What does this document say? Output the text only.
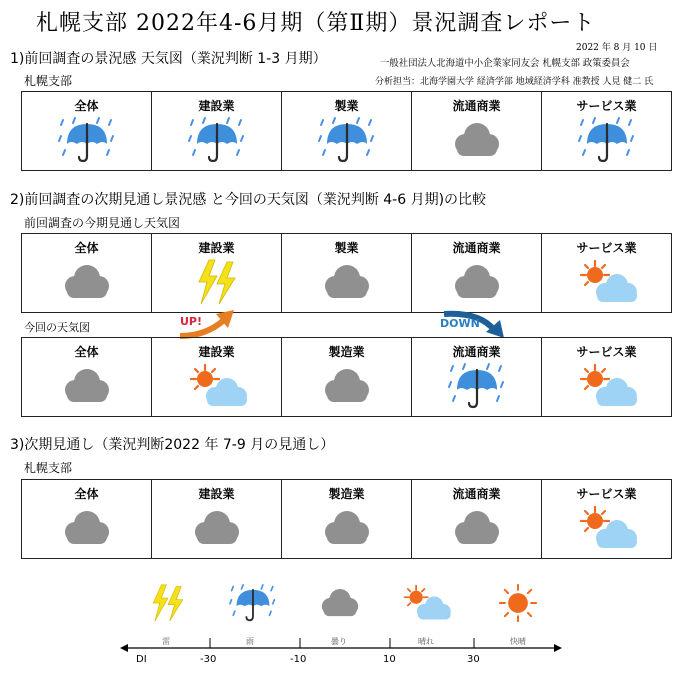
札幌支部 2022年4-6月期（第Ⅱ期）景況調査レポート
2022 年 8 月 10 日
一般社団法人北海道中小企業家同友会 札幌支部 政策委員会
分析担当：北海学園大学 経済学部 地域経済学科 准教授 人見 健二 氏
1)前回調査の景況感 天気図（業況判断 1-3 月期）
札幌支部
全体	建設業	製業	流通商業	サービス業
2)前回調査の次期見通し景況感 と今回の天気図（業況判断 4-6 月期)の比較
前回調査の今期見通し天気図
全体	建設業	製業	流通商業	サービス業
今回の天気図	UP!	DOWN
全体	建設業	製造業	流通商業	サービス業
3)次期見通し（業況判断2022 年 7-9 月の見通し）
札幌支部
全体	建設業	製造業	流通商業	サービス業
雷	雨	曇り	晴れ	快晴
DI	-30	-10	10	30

==

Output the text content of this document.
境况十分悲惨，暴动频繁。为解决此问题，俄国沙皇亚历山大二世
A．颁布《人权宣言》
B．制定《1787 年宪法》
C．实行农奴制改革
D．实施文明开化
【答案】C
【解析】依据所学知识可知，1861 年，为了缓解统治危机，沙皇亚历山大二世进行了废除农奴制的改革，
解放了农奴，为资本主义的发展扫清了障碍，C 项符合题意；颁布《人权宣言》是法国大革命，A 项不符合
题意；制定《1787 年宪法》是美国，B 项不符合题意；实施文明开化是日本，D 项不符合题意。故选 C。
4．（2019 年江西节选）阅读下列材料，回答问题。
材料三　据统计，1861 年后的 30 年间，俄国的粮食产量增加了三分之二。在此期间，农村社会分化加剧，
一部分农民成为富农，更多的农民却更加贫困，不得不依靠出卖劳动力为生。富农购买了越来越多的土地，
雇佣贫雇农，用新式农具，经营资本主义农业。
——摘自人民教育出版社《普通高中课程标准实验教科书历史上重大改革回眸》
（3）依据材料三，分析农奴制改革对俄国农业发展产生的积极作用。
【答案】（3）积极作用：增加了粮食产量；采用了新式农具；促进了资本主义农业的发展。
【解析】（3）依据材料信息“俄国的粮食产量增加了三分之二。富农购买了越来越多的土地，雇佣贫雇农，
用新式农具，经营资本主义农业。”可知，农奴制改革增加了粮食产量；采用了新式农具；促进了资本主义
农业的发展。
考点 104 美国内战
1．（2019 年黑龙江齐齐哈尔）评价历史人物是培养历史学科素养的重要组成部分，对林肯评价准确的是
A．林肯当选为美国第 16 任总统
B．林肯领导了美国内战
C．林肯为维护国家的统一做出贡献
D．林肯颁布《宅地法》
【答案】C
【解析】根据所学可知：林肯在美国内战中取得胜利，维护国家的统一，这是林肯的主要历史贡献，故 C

...

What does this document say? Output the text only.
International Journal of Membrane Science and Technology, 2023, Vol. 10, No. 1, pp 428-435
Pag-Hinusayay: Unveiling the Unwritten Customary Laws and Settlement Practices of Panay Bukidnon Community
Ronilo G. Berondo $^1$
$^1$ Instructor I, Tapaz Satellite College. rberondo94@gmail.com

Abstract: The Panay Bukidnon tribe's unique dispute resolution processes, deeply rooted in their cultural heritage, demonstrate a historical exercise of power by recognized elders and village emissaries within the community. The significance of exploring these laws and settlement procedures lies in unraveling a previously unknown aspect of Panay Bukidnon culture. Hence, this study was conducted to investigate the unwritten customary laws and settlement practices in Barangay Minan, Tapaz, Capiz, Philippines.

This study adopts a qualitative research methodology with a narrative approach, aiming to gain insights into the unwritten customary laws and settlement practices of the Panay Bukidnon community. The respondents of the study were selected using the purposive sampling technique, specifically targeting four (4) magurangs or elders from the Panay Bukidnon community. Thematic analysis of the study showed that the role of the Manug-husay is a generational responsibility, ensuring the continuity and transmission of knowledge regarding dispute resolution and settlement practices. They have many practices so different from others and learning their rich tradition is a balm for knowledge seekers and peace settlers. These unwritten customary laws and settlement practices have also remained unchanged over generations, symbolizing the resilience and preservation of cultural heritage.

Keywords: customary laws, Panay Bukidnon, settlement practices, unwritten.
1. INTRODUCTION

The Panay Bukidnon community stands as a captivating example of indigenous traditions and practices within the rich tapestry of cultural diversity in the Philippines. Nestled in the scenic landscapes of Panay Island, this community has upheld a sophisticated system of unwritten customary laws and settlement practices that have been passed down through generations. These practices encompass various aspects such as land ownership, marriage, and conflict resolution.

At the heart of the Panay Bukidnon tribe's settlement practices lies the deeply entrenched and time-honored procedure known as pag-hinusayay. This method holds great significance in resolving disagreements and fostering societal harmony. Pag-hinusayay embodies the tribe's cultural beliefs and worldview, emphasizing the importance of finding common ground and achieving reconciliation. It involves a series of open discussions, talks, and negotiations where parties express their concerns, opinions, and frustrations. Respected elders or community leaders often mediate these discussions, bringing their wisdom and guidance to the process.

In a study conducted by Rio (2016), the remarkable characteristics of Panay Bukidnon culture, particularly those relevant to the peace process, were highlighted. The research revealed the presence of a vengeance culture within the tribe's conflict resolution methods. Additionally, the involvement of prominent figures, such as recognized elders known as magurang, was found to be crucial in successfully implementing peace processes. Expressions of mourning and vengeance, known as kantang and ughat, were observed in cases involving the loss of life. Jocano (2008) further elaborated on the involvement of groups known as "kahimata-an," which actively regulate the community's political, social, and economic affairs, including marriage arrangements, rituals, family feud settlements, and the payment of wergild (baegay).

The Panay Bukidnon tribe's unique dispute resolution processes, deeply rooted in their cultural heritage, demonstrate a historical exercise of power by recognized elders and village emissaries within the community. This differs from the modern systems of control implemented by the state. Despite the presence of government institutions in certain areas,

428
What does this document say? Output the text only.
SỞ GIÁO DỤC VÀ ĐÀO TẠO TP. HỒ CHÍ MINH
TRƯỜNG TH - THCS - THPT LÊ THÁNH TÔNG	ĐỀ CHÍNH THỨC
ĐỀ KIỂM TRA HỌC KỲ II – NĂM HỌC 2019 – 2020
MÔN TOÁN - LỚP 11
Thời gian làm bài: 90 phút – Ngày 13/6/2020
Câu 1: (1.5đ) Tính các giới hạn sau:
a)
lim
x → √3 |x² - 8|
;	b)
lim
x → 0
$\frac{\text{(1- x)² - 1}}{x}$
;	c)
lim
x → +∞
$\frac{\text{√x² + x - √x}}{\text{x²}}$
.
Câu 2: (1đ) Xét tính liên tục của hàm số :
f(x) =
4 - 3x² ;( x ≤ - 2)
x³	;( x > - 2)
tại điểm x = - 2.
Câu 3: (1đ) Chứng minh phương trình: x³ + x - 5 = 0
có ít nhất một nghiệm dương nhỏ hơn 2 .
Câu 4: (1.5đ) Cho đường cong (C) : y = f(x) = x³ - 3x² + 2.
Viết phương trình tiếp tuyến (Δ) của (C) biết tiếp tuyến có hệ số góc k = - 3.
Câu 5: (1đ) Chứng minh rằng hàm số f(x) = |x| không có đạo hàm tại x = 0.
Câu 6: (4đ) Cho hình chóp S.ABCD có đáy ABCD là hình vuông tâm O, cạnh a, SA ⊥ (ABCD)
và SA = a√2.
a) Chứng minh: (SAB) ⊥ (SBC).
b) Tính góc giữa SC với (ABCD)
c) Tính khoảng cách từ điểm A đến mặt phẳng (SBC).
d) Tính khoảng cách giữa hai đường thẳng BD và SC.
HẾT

• REQUIRED TASK
Using the listing above, say how many of its lines contain the string "đường", giving nothing but the figure.

• OUTPUT OF THE TASK
2